• Exercise task: Filter out everything except lines holding "type".

++++++++

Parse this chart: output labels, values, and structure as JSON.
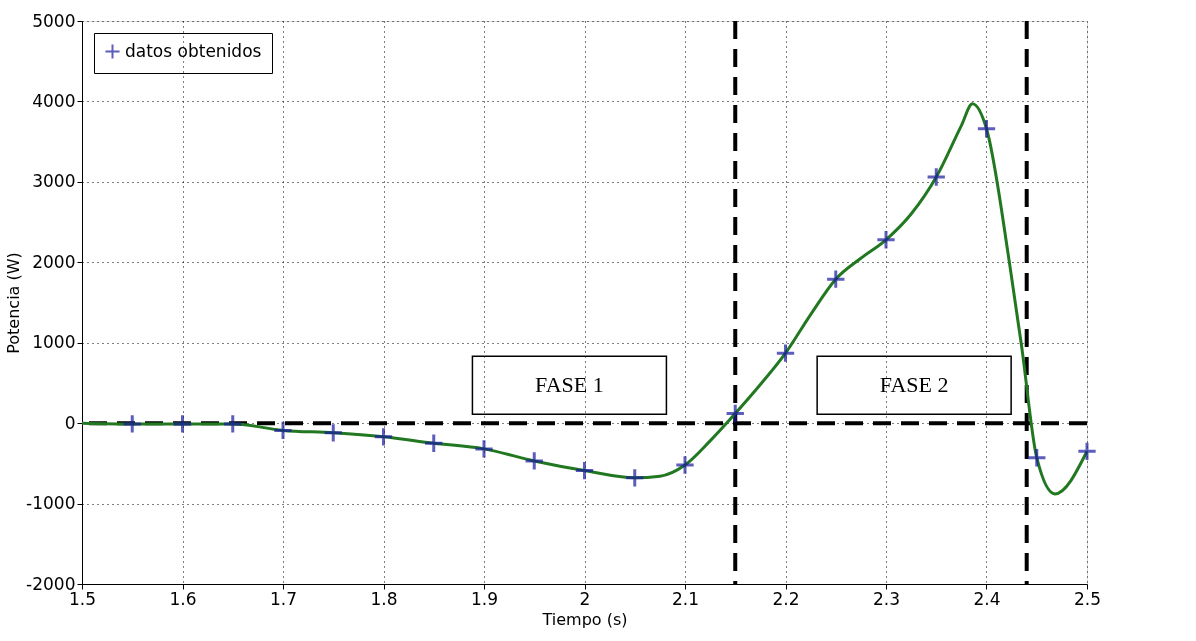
{
  "chart_data": {
    "type": "line",
    "xlabel": "Tiempo (s)",
    "ylabel": "Potencia (W)",
    "xlim": [
      1.5,
      2.5
    ],
    "xticks": [
      1.5,
      1.6,
      1.7,
      1.8,
      1.9,
      2,
      2.1,
      2.2,
      2.3,
      2.4,
      2.5
    ],
    "ylim": [
      -2000,
      5000
    ],
    "yticks": [
      -2000,
      -1000,
      0,
      1000,
      2000,
      3000,
      4000,
      5000
    ],
    "grid": true,
    "legend": "top left",
    "series": [
      {
        "type": "line",
        "color": "#217821",
        "line_style": "solid",
        "marker": "none",
        "x": [
          1.5,
          1.55,
          1.6,
          1.65,
          1.7,
          1.75,
          1.8,
          1.85,
          1.9,
          1.95,
          2,
          2.05,
          2.075,
          2.1,
          2.125,
          2.15,
          2.175,
          2.2,
          2.225,
          2.25,
          2.275,
          2.3,
          2.325,
          2.35,
          2.375,
          2.386,
          2.4,
          2.423,
          2.435,
          2.45,
          2.468,
          2.5
        ],
        "values": [
          0,
          -10,
          -10,
          -10,
          -90,
          -120,
          -170,
          -250,
          -320,
          -470,
          -590,
          -680,
          -660,
          -520,
          -220,
          120,
          480,
          870,
          1350,
          1790,
          2050,
          2280,
          2600,
          3060,
          3700,
          3970,
          3660,
          1980,
          950,
          -430,
          -880,
          -350
        ]
      },
      {
        "type": "scatter",
        "name": "datos obtenidos",
        "color": "#1a1aa0",
        "marker": "cross",
        "x": [
          1.55,
          1.6,
          1.65,
          1.7,
          1.75,
          1.8,
          1.85,
          1.9,
          1.95,
          2,
          2.05,
          2.1,
          2.15,
          2.2,
          2.25,
          2.3,
          2.35,
          2.4,
          2.45,
          2.5
        ],
        "values": [
          -10,
          -10,
          -10,
          -90,
          -120,
          -170,
          -250,
          -320,
          -470,
          -590,
          -680,
          -520,
          120,
          870,
          1790,
          2280,
          3060,
          3660,
          -430,
          -350
        ]
      }
    ],
    "ref_lines": [
      {
        "axis": "x",
        "value": 2.15,
        "color": "#000000",
        "line_style": "dashed"
      },
      {
        "axis": "x",
        "value": 2.44,
        "color": "#000000",
        "line_style": "dashed"
      },
      {
        "axis": "y",
        "value": 0,
        "color": "#000000",
        "line_style": "dashed"
      }
    ],
    "annotations": [
      "FASE 1",
      "FASE 2"
    ]
  }
}
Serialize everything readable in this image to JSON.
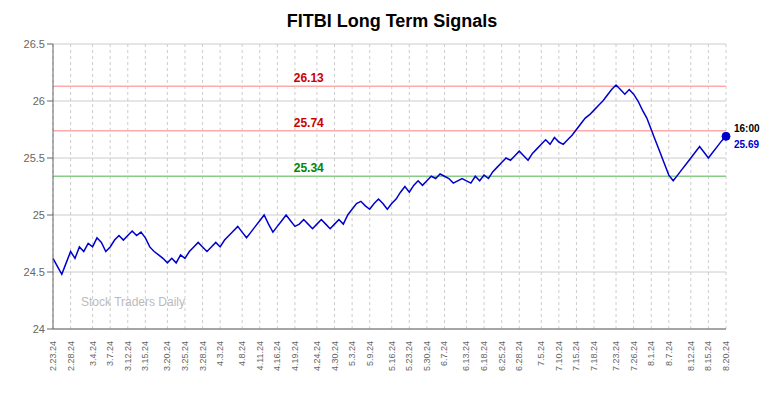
{
  "chart_data": {
    "type": "line",
    "title": "FITBI Long Term Signals",
    "color": "#0000cc",
    "grid": true,
    "ylim": [
      24.0,
      26.5
    ],
    "yticks": [
      24.0,
      24.5,
      25.0,
      25.5,
      26.0,
      26.5
    ],
    "categories": [
      "2.23.24",
      null,
      null,
      null,
      "2.28.24",
      null,
      null,
      null,
      null,
      "3.4.24",
      null,
      null,
      null,
      "3.7.24",
      null,
      null,
      null,
      "3.12.24",
      null,
      null,
      null,
      "3.15.24",
      null,
      null,
      null,
      null,
      "3.20.24",
      null,
      null,
      null,
      "3.25.24",
      null,
      null,
      null,
      "3.28.24",
      null,
      null,
      null,
      "4.3.24",
      null,
      null,
      null,
      null,
      "4.8.24",
      null,
      null,
      null,
      "4.11.24",
      null,
      null,
      null,
      "4.16.24",
      null,
      null,
      null,
      "4.19.24",
      null,
      null,
      null,
      null,
      "4.24.24",
      null,
      null,
      null,
      "4.30.24",
      null,
      null,
      null,
      "5.3.24",
      null,
      null,
      null,
      "5.9.24",
      null,
      null,
      null,
      null,
      "5.16.24",
      null,
      null,
      null,
      "5.23.24",
      null,
      null,
      null,
      "5.30.24",
      null,
      null,
      null,
      "6.7.24",
      null,
      null,
      null,
      null,
      "6.13.24",
      null,
      null,
      null,
      "6.18.24",
      null,
      null,
      null,
      "6.25.24",
      null,
      null,
      null,
      "6.28.24",
      null,
      null,
      null,
      null,
      "7.5.24",
      null,
      null,
      null,
      "7.10.24",
      null,
      null,
      null,
      "7.15.24",
      null,
      null,
      null,
      "7.18.24",
      null,
      null,
      null,
      null,
      "7.23.24",
      null,
      null,
      null,
      "7.26.24",
      null,
      null,
      null,
      "8.1.24",
      null,
      null,
      null,
      "8.7.24",
      null,
      null,
      null,
      null,
      "8.12.24",
      null,
      null,
      null,
      "8.15.24",
      null,
      null,
      null,
      "8.20.24"
    ],
    "values": [
      24.62,
      24.55,
      24.48,
      24.58,
      24.68,
      24.62,
      24.72,
      24.68,
      24.75,
      24.72,
      24.8,
      24.76,
      24.68,
      24.72,
      24.78,
      24.82,
      24.78,
      24.82,
      24.86,
      24.82,
      24.85,
      24.8,
      24.72,
      24.68,
      24.65,
      24.62,
      24.58,
      24.62,
      24.58,
      24.65,
      24.62,
      24.68,
      24.72,
      24.76,
      24.72,
      24.68,
      24.72,
      24.76,
      24.72,
      24.78,
      24.82,
      24.86,
      24.9,
      24.85,
      24.8,
      24.85,
      24.9,
      24.95,
      25.0,
      24.92,
      24.85,
      24.9,
      24.95,
      25.0,
      24.95,
      24.9,
      24.92,
      24.96,
      24.92,
      24.88,
      24.92,
      24.96,
      24.92,
      24.88,
      24.92,
      24.96,
      24.92,
      25.0,
      25.05,
      25.1,
      25.12,
      25.08,
      25.05,
      25.1,
      25.14,
      25.1,
      25.05,
      25.1,
      25.14,
      25.2,
      25.25,
      25.2,
      25.26,
      25.3,
      25.26,
      25.3,
      25.34,
      25.32,
      25.36,
      25.34,
      25.32,
      25.28,
      25.3,
      25.32,
      25.3,
      25.28,
      25.34,
      25.3,
      25.35,
      25.32,
      25.38,
      25.42,
      25.46,
      25.5,
      25.48,
      25.52,
      25.56,
      25.52,
      25.48,
      25.54,
      25.58,
      25.62,
      25.66,
      25.62,
      25.68,
      25.64,
      25.62,
      25.66,
      25.7,
      25.75,
      25.8,
      25.85,
      25.88,
      25.92,
      25.96,
      26.0,
      26.05,
      26.1,
      26.14,
      26.1,
      26.06,
      26.1,
      26.06,
      26.0,
      25.92,
      25.85,
      25.75,
      25.65,
      25.55,
      25.45,
      25.35,
      25.3,
      25.35,
      25.4,
      25.45,
      25.5,
      25.55,
      25.6,
      25.55,
      25.5,
      25.55,
      25.6,
      25.65,
      25.69
    ],
    "reference_lines": [
      {
        "value": 26.13,
        "label": "26.13",
        "color": "#ffaaaa",
        "label_color": "#cc0000"
      },
      {
        "value": 25.74,
        "label": "25.74",
        "color": "#ffaaaa",
        "label_color": "#cc0000"
      },
      {
        "value": 25.34,
        "label": "25.34",
        "color": "#88cc88",
        "label_color": "#008800"
      }
    ],
    "watermark": "Stock Traders Daily",
    "last_labels": [
      "16:00",
      "25.69"
    ]
  }
}
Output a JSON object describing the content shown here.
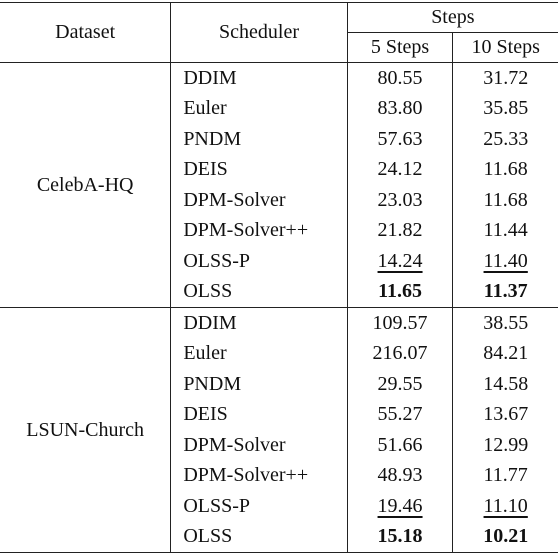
{
  "header": {
    "dataset": "Dataset",
    "scheduler": "Scheduler",
    "steps": "Steps",
    "columns": [
      "5 Steps",
      "10 Steps"
    ]
  },
  "groups": [
    {
      "dataset": "CelebA-HQ",
      "rows": [
        [
          "DDIM",
          "80.55",
          "31.72"
        ],
        [
          "Euler",
          "83.80",
          "35.85"
        ],
        [
          "PNDM",
          "57.63",
          "25.33"
        ],
        [
          "DEIS",
          "24.12",
          "11.68"
        ],
        [
          "DPM-Solver",
          "23.03",
          "11.68"
        ],
        [
          "DPM-Solver++",
          "21.82",
          "11.44"
        ],
        [
          "OLSS-P",
          "14.24",
          "11.40"
        ],
        [
          "OLSS",
          "11.65",
          "11.37"
        ]
      ]
    },
    {
      "dataset": "LSUN-Church",
      "rows": [
        [
          "DDIM",
          "109.57",
          "38.55"
        ],
        [
          "Euler",
          "216.07",
          "84.21"
        ],
        [
          "PNDM",
          "29.55",
          "14.58"
        ],
        [
          "DEIS",
          "55.27",
          "13.67"
        ],
        [
          "DPM-Solver",
          "51.66",
          "12.99"
        ],
        [
          "DPM-Solver++",
          "48.93",
          "11.77"
        ],
        [
          "OLSS-P",
          "19.46",
          "11.10"
        ],
        [
          "OLSS",
          "15.18",
          "10.21"
        ]
      ]
    }
  ]
}
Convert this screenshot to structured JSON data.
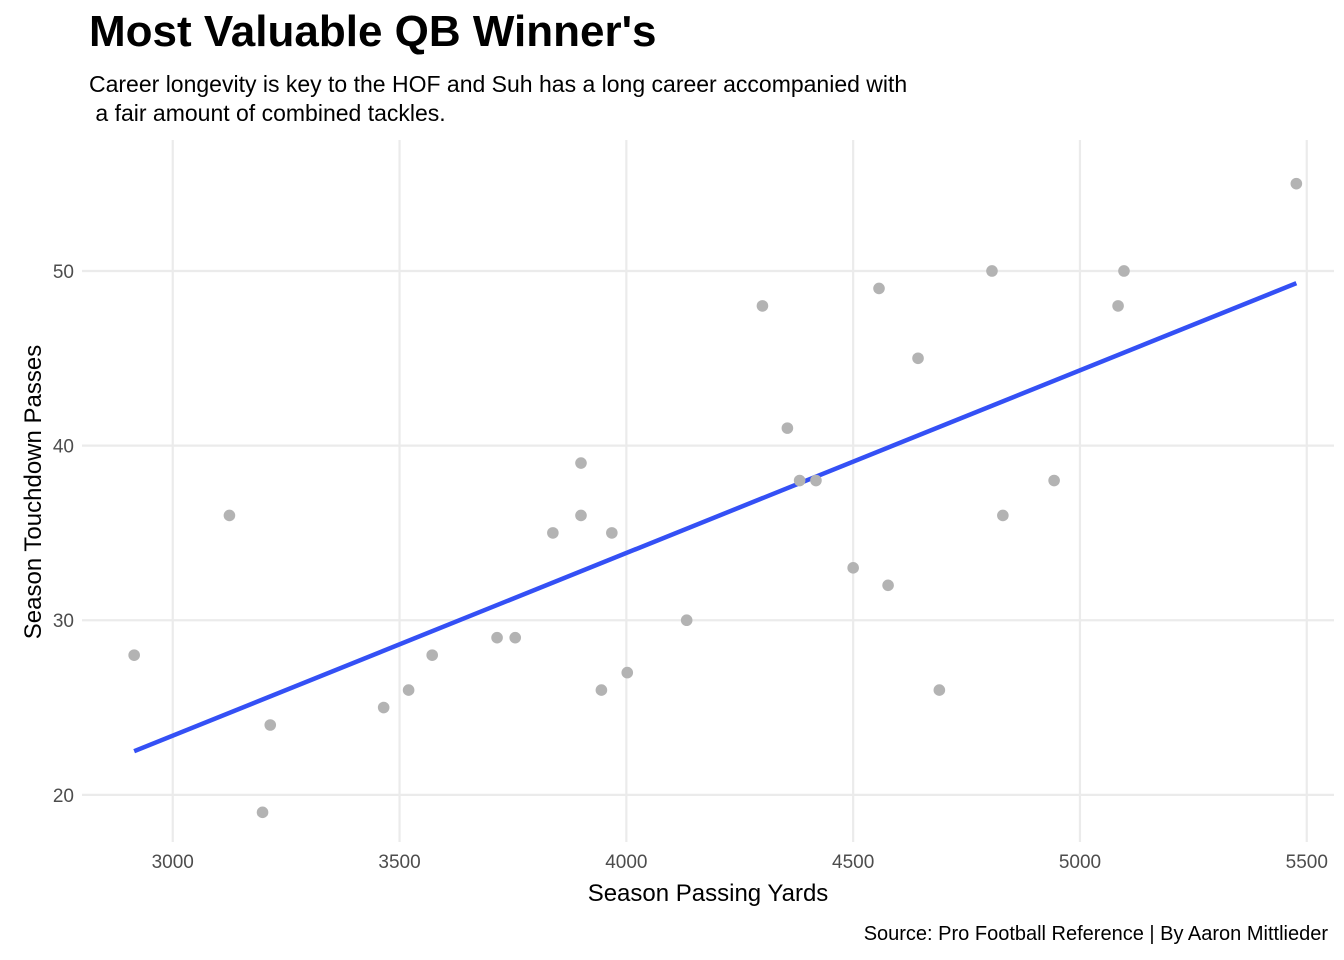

++++++++

• Response:
    "type": "line",
        "type": "line",
        "type": "scatter",
    "type": "line",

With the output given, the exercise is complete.